Data listing:
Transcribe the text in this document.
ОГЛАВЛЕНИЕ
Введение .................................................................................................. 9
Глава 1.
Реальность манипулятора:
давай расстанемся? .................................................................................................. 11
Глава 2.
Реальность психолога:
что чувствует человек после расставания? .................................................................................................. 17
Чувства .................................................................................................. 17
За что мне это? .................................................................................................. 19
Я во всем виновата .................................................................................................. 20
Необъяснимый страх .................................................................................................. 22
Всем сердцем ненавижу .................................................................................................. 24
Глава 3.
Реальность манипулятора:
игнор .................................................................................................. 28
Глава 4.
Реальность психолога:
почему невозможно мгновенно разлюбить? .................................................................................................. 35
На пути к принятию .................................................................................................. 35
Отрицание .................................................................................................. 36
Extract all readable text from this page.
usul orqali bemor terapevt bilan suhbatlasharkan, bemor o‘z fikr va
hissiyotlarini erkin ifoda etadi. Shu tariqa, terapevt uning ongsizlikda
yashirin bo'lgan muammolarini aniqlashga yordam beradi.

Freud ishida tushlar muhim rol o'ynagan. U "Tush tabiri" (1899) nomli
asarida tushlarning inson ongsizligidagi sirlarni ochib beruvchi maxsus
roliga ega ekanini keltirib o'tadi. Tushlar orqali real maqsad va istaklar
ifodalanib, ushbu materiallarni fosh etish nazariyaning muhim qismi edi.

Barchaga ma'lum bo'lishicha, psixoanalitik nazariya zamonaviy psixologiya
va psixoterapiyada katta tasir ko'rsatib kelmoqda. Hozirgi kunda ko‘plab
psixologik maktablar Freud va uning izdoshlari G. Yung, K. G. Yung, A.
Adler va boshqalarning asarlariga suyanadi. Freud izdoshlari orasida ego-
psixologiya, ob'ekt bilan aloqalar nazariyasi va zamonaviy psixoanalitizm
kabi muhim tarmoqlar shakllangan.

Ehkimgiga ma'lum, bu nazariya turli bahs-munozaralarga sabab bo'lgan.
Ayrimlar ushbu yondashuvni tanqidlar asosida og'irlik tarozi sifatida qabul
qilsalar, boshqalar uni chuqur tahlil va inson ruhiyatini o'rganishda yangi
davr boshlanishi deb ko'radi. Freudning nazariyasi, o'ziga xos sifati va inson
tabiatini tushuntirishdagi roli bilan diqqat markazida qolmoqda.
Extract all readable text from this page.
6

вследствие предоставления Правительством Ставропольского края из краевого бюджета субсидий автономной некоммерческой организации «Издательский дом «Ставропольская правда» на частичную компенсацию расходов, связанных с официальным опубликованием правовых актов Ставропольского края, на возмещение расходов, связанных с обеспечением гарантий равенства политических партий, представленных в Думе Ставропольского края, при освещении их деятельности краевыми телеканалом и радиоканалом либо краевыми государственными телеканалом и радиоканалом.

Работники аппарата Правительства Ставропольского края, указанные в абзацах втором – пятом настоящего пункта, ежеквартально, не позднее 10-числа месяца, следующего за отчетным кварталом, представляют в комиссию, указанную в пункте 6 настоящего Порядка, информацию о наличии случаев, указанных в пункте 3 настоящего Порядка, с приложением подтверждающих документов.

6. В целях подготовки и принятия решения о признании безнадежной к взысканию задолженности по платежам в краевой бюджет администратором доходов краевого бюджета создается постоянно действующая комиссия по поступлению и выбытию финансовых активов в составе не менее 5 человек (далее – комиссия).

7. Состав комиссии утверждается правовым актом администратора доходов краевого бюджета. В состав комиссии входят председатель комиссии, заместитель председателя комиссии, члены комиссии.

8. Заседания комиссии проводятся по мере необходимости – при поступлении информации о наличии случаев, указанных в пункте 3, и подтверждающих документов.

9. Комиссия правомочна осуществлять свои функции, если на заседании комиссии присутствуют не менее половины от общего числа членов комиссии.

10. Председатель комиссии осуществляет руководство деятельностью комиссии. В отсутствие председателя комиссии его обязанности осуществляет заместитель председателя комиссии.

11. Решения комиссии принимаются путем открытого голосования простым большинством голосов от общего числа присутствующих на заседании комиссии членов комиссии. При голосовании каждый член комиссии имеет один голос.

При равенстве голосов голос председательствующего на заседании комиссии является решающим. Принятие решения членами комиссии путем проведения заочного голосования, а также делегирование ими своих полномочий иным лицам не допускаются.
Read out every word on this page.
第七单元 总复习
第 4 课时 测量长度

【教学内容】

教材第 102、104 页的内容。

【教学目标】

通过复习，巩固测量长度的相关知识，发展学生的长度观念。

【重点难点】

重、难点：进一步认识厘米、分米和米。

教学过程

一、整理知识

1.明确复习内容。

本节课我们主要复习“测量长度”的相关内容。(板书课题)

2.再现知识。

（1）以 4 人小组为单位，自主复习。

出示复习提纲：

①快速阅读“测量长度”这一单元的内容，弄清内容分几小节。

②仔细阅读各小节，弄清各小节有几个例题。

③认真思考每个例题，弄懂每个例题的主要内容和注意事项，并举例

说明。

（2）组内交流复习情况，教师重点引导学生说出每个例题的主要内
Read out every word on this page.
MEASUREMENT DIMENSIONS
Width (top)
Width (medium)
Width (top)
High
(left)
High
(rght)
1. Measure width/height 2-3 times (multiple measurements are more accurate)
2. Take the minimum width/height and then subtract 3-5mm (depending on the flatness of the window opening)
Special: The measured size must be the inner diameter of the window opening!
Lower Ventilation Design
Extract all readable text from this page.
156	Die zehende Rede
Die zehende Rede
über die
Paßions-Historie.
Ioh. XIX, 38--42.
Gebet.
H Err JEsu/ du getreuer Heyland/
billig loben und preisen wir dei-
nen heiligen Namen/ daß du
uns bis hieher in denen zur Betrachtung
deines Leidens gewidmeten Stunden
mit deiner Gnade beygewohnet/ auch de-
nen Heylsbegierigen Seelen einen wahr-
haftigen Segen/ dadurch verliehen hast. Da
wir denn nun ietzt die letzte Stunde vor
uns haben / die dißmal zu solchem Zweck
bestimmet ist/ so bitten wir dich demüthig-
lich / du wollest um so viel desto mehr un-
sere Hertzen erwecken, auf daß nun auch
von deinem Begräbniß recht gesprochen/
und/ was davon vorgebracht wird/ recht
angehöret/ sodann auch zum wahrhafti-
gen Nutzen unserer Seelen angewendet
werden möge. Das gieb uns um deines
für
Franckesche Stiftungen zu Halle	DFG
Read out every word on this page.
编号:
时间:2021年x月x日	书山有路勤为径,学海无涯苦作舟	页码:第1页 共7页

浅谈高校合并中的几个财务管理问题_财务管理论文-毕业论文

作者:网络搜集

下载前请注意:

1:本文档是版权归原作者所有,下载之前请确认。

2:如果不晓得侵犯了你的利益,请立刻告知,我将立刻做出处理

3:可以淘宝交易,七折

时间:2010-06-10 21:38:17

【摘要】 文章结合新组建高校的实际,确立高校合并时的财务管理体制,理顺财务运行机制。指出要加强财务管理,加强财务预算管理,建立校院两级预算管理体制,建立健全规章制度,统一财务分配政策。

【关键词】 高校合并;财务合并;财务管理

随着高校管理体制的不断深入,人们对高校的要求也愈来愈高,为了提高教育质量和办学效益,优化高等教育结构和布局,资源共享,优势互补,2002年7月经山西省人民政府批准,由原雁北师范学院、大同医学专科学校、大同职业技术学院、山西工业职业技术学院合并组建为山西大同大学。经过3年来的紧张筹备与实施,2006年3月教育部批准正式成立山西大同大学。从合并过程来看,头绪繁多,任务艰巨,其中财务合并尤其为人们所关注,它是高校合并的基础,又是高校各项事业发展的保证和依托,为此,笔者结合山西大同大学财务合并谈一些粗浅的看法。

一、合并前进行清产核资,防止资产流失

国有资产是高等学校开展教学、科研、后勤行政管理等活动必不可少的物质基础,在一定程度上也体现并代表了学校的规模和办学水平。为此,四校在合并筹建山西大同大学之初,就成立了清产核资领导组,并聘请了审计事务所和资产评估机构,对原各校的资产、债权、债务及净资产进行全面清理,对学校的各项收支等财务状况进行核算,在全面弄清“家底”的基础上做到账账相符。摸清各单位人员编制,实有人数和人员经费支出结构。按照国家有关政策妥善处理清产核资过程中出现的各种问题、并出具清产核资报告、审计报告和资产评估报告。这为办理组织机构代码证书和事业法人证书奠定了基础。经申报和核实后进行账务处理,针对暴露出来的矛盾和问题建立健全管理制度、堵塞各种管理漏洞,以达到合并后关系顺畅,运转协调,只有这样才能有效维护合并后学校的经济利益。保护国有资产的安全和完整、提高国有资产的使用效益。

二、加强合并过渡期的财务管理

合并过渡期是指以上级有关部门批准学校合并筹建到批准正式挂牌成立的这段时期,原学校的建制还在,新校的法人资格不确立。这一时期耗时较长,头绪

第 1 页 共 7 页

WORK INSTRUCTIONS
Gather each line in the data that holds the string "zamonaviy".

ANSWER TO THE TASK
Barchaga ma'lum bo'lishicha, psixoanalitik nazariya zamonaviy psixologiya
psixologiya, ob'ekt bilan aloqalar nazariyasi va zamonaviy psixoanalitizm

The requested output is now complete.